All of the data that follows should be retyped exactly, please, except the pictures.
═══ Record excerpts
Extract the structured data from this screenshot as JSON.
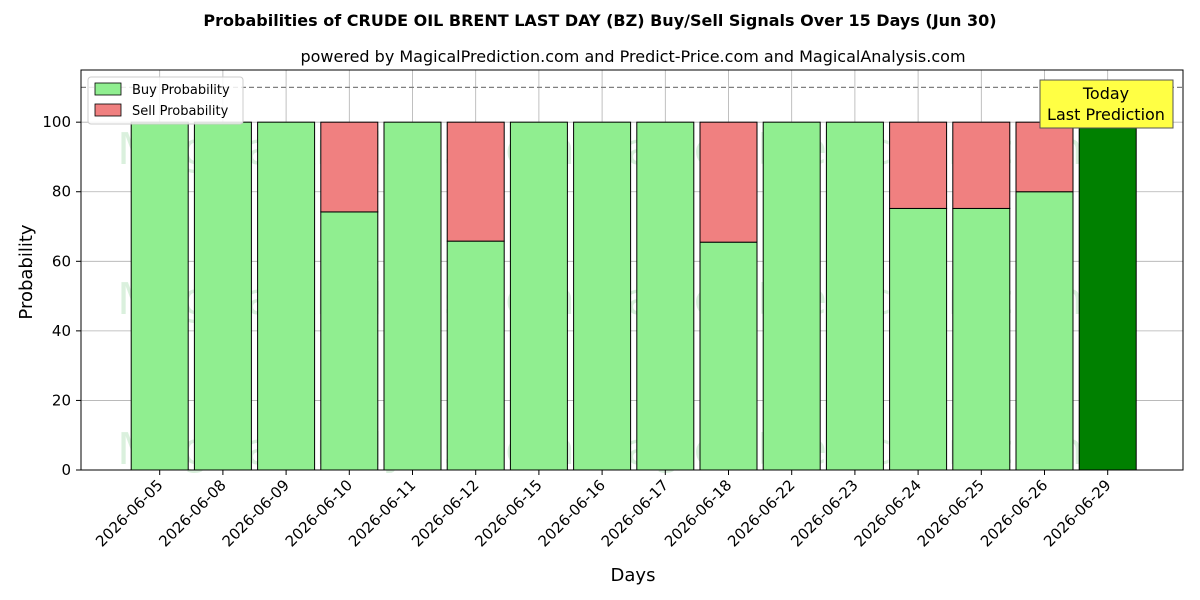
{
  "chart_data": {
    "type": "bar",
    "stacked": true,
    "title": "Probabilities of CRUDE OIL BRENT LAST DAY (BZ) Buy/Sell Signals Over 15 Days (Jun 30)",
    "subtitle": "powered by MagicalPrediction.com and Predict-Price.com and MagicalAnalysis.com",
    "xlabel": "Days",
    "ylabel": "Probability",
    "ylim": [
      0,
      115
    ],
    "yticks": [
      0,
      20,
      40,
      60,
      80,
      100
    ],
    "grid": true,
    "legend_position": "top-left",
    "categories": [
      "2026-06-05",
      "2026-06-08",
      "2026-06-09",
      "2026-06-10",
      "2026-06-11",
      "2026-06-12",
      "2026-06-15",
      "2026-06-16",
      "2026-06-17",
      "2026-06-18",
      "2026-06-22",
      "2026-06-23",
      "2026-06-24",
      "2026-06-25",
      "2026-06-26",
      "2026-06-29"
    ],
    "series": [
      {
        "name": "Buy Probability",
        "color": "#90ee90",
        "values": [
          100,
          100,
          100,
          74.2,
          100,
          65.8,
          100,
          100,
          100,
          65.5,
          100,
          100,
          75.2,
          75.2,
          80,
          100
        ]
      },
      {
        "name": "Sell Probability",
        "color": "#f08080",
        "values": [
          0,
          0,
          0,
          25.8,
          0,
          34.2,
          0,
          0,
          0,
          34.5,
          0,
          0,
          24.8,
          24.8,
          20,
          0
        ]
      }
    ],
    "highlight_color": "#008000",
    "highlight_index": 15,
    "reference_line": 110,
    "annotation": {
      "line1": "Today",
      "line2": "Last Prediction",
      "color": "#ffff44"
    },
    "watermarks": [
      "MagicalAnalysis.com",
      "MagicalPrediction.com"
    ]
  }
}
══════
**Solution to this exercise:**
Extract the structured data from this screenshot as JSON.
{
  "chart_data": {
    "type": "bar",
    "stacked": true,
    "title": "Probabilities of CRUDE OIL BRENT LAST DAY (BZ) Buy/Sell Signals Over 15 Days (Jun 30)",
    "subtitle": "powered by MagicalPrediction.com and Predict-Price.com and MagicalAnalysis.com",
    "xlabel": "Days",
    "ylabel": "Probability",
    "ylim": [
      0,
      115
    ],
    "yticks": [
      0,
      20,
      40,
      60,
      80,
      100
    ],
    "grid": true,
    "legend_position": "top-left",
    "categories": [
      "2026-06-05",
      "2026-06-08",
      "2026-06-09",
      "2026-06-10",
      "2026-06-11",
      "2026-06-12",
      "2026-06-15",
      "2026-06-16",
      "2026-06-17",
      "2026-06-18",
      "2026-06-22",
      "2026-06-23",
      "2026-06-24",
      "2026-06-25",
      "2026-06-26",
      "2026-06-29"
    ],
    "series": [
      {
        "name": "Buy Probability",
        "color": "#90ee90",
        "values": [
          100,
          100,
          100,
          74.2,
          100,
          65.8,
          100,
          100,
          100,
          65.5,
          100,
          100,
          75.2,
          75.2,
          80,
          100
        ]
      },
      {
        "name": "Sell Probability",
        "color": "#f08080",
        "values": [
          0,
          0,
          0,
          25.8,
          0,
          34.2,
          0,
          0,
          0,
          34.5,
          0,
          0,
          24.8,
          24.8,
          20,
          0
        ]
      }
    ],
    "highlight_color": "#008000",
    "highlight_index": 15,
    "reference_line": 110,
    "annotation": {
      "line1": "Today",
      "line2": "Last Prediction",
      "color": "#ffff44"
    },
    "watermarks": [
      "MagicalAnalysis.com",
      "MagicalPrediction.com"
    ]
  }
}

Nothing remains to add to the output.